The entire listing is to be repeated verbatim.

'''

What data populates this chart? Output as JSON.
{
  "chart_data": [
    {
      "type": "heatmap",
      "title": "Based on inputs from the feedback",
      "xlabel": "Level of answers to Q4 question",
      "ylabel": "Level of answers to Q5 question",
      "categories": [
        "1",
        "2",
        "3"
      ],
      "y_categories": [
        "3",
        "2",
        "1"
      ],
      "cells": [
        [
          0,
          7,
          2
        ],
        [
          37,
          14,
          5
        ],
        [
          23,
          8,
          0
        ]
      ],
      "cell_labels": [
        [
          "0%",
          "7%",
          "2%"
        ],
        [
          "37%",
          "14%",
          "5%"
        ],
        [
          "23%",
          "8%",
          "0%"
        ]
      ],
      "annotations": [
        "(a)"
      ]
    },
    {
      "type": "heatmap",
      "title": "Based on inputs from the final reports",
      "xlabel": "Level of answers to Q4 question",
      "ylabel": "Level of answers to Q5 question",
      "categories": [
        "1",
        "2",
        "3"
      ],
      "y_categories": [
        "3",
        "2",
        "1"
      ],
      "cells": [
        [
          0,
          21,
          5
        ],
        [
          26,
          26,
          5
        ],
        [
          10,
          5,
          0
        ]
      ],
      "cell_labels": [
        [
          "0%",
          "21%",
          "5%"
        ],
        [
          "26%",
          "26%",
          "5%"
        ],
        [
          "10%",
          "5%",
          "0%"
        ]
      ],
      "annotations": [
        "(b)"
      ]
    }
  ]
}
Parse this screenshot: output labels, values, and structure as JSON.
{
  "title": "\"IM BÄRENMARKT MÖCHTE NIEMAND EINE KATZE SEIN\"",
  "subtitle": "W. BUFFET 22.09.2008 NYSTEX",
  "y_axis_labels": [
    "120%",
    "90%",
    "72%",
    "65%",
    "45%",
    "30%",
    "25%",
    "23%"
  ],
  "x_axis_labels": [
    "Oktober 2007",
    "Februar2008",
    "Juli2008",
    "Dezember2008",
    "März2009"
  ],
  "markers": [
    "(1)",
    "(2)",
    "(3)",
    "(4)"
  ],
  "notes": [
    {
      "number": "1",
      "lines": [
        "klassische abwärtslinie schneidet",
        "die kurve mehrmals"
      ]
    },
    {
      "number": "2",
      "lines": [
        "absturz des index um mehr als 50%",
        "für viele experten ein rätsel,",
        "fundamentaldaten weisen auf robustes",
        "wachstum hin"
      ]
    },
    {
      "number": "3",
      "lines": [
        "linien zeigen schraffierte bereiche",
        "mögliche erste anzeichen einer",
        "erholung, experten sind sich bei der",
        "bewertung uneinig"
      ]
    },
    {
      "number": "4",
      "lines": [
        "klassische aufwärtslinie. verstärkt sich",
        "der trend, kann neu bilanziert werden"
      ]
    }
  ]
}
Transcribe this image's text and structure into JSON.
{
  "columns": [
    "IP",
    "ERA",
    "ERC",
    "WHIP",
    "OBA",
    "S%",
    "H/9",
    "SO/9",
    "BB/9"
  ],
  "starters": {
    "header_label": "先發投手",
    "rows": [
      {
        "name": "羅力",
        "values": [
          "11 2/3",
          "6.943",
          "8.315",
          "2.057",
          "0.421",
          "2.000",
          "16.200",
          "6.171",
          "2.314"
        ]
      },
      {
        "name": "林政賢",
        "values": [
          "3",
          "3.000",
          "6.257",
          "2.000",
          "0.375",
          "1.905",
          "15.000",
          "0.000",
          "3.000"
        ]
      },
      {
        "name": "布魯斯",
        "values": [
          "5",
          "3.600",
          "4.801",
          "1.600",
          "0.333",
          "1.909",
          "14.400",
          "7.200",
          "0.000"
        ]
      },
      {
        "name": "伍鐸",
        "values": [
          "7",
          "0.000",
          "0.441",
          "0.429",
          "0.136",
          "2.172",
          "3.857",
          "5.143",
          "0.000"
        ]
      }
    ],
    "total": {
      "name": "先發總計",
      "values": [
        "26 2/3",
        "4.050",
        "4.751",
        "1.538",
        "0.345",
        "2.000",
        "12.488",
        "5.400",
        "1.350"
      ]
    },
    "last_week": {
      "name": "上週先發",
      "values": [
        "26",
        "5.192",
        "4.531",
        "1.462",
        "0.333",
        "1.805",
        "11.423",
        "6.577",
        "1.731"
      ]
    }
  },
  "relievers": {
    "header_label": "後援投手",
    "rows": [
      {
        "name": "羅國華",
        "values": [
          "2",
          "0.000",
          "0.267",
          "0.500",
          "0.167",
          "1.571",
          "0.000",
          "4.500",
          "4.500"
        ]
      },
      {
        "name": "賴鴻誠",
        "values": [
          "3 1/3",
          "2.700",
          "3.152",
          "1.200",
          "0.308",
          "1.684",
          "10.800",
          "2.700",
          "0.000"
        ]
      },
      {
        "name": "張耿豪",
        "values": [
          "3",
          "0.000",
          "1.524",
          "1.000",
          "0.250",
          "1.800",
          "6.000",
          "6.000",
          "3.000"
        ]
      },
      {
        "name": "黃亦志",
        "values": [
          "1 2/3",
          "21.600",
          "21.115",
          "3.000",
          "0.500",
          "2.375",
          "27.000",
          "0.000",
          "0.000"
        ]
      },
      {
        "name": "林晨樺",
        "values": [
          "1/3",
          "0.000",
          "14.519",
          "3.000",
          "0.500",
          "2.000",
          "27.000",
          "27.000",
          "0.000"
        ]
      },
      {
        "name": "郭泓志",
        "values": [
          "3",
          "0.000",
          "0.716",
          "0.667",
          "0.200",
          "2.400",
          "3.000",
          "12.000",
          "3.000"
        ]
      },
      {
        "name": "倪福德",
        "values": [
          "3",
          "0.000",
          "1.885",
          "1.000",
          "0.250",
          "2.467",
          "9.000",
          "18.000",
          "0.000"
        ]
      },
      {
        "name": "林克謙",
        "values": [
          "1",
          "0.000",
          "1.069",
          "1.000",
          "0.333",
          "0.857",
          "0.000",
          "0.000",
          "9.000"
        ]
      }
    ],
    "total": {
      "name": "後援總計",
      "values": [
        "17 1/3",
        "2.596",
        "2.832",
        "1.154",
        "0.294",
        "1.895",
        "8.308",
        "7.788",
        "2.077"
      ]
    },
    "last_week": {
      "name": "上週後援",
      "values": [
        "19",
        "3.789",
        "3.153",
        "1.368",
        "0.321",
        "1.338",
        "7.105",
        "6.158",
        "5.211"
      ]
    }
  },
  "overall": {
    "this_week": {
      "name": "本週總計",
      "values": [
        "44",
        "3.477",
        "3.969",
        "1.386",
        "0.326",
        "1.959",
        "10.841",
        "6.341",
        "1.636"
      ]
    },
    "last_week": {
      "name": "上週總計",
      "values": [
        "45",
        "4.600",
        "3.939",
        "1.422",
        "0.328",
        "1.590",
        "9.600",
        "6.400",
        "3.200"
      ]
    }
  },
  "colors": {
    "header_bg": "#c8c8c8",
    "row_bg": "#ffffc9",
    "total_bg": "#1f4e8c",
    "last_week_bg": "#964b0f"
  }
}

'''

(Response)
What data populates this chart? Output as JSON.
{
  "chart_data": [
    {
      "type": "heatmap",
      "title": "Based on inputs from the feedback",
      "xlabel": "Level of answers to Q4 question",
      "ylabel": "Level of answers to Q5 question",
      "categories": [
        "1",
        "2",
        "3"
      ],
      "y_categories": [
        "3",
        "2",
        "1"
      ],
      "cells": [
        [
          0,
          7,
          2
        ],
        [
          37,
          14,
          5
        ],
        [
          23,
          8,
          0
        ]
      ],
      "cell_labels": [
        [
          "0%",
          "7%",
          "2%"
        ],
        [
          "37%",
          "14%",
          "5%"
        ],
        [
          "23%",
          "8%",
          "0%"
        ]
      ],
      "annotations": [
        "(a)"
      ]
    },
    {
      "type": "heatmap",
      "title": "Based on inputs from the final reports",
      "xlabel": "Level of answers to Q4 question",
      "ylabel": "Level of answers to Q5 question",
      "categories": [
        "1",
        "2",
        "3"
      ],
      "y_categories": [
        "3",
        "2",
        "1"
      ],
      "cells": [
        [
          0,
          21,
          5
        ],
        [
          26,
          26,
          5
        ],
        [
          10,
          5,
          0
        ]
      ],
      "cell_labels": [
        [
          "0%",
          "21%",
          "5%"
        ],
        [
          "26%",
          "26%",
          "5%"
        ],
        [
          "10%",
          "5%",
          "0%"
        ]
      ],
      "annotations": [
        "(b)"
      ]
    }
  ]
}
Parse this screenshot: output labels, values, and structure as JSON.
{
  "title": "\"IM BÄRENMARKT MÖCHTE NIEMAND EINE KATZE SEIN\"",
  "subtitle": "W. BUFFET 22.09.2008 NYSTEX",
  "y_axis_labels": [
    "120%",
    "90%",
    "72%",
    "65%",
    "45%",
    "30%",
    "25%",
    "23%"
  ],
  "x_axis_labels": [
    "Oktober 2007",
    "Februar2008",
    "Juli2008",
    "Dezember2008",
    "März2009"
  ],
  "markers": [
    "(1)",
    "(2)",
    "(3)",
    "(4)"
  ],
  "notes": [
    {
      "number": "1",
      "lines": [
        "klassische abwärtslinie schneidet",
        "die kurve mehrmals"
      ]
    },
    {
      "number": "2",
      "lines": [
        "absturz des index um mehr als 50%",
        "für viele experten ein rätsel,",
        "fundamentaldaten weisen auf robustes",
        "wachstum hin"
      ]
    },
    {
      "number": "3",
      "lines": [
        "linien zeigen schraffierte bereiche",
        "mögliche erste anzeichen einer",
        "erholung, experten sind sich bei der",
        "bewertung uneinig"
      ]
    },
    {
      "number": "4",
      "lines": [
        "klassische aufwärtslinie. verstärkt sich",
        "der trend, kann neu bilanziert werden"
      ]
    }
  ]
}
Transcribe this image's text and structure into JSON.
{
  "columns": [
    "IP",
    "ERA",
    "ERC",
    "WHIP",
    "OBA",
    "S%",
    "H/9",
    "SO/9",
    "BB/9"
  ],
  "starters": {
    "header_label": "先發投手",
    "rows": [
      {
        "name": "羅力",
        "values": [
          "11 2/3",
          "6.943",
          "8.315",
          "2.057",
          "0.421",
          "2.000",
          "16.200",
          "6.171",
          "2.314"
        ]
      },
      {
        "name": "林政賢",
        "values": [
          "3",
          "3.000",
          "6.257",
          "2.000",
          "0.375",
          "1.905",
          "15.000",
          "0.000",
          "3.000"
        ]
      },
      {
        "name": "布魯斯",
        "values": [
          "5",
          "3.600",
          "4.801",
          "1.600",
          "0.333",
          "1.909",
          "14.400",
          "7.200",
          "0.000"
        ]
      },
      {
        "name": "伍鐸",
        "values": [
          "7",
          "0.000",
          "0.441",
          "0.429",
          "0.136",
          "2.172",
          "3.857",
          "5.143",
          "0.000"
        ]
      }
    ],
    "total": {
      "name": "先發總計",
      "values": [
        "26 2/3",
        "4.050",
        "4.751",
        "1.538",
        "0.345",
        "2.000",
        "12.488",
        "5.400",
        "1.350"
      ]
    },
    "last_week": {
      "name": "上週先發",
      "values": [
        "26",
        "5.192",
        "4.531",
        "1.462",
        "0.333",
        "1.805",
        "11.423",
        "6.577",
        "1.731"
      ]
    }
  },
  "relievers": {
    "header_label": "後援投手",
    "rows": [
      {
        "name": "羅國華",
        "values": [
          "2",
          "0.000",
          "0.267",
          "0.500",
          "0.167",
          "1.571",
          "0.000",
          "4.500",
          "4.500"
        ]
      },
      {
        "name": "賴鴻誠",
        "values": [
          "3 1/3",
          "2.700",
          "3.152",
          "1.200",
          "0.308",
          "1.684",
          "10.800",
          "2.700",
          "0.000"
        ]
      },
      {
        "name": "張耿豪",
        "values": [
          "3",
          "0.000",
          "1.524",
          "1.000",
          "0.250",
          "1.800",
          "6.000",
          "6.000",
          "3.000"
        ]
      },
      {
        "name": "黃亦志",
        "values": [
          "1 2/3",
          "21.600",
          "21.115",
          "3.000",
          "0.500",
          "2.375",
          "27.000",
          "0.000",
          "0.000"
        ]
      },
      {
        "name": "林晨樺",
        "values": [
          "1/3",
          "0.000",
          "14.519",
          "3.000",
          "0.500",
          "2.000",
          "27.000",
          "27.000",
          "0.000"
        ]
      },
      {
        "name": "郭泓志",
        "values": [
          "3",
          "0.000",
          "0.716",
          "0.667",
          "0.200",
          "2.400",
          "3.000",
          "12.000",
          "3.000"
        ]
      },
      {
        "name": "倪福德",
        "values": [
          "3",
          "0.000",
          "1.885",
          "1.000",
          "0.250",
          "2.467",
          "9.000",
          "18.000",
          "0.000"
        ]
      },
      {
        "name": "林克謙",
        "values": [
          "1",
          "0.000",
          "1.069",
          "1.000",
          "0.333",
          "0.857",
          "0.000",
          "0.000",
          "9.000"
        ]
      }
    ],
    "total": {
      "name": "後援總計",
      "values": [
        "17 1/3",
        "2.596",
        "2.832",
        "1.154",
        "0.294",
        "1.895",
        "8.308",
        "7.788",
        "2.077"
      ]
    },
    "last_week": {
      "name": "上週後援",
      "values": [
        "19",
        "3.789",
        "3.153",
        "1.368",
        "0.321",
        "1.338",
        "7.105",
        "6.158",
        "5.211"
      ]
    }
  },
  "overall": {
    "this_week": {
      "name": "本週總計",
      "values": [
        "44",
        "3.477",
        "3.969",
        "1.386",
        "0.326",
        "1.959",
        "10.841",
        "6.341",
        "1.636"
      ]
    },
    "last_week": {
      "name": "上週總計",
      "values": [
        "45",
        "4.600",
        "3.939",
        "1.422",
        "0.328",
        "1.590",
        "9.600",
        "6.400",
        "3.200"
      ]
    }
  },
  "colors": {
    "header_bg": "#c8c8c8",
    "row_bg": "#ffffc9",
    "total_bg": "#1f4e8c",
    "last_week_bg": "#964b0f"
  }
}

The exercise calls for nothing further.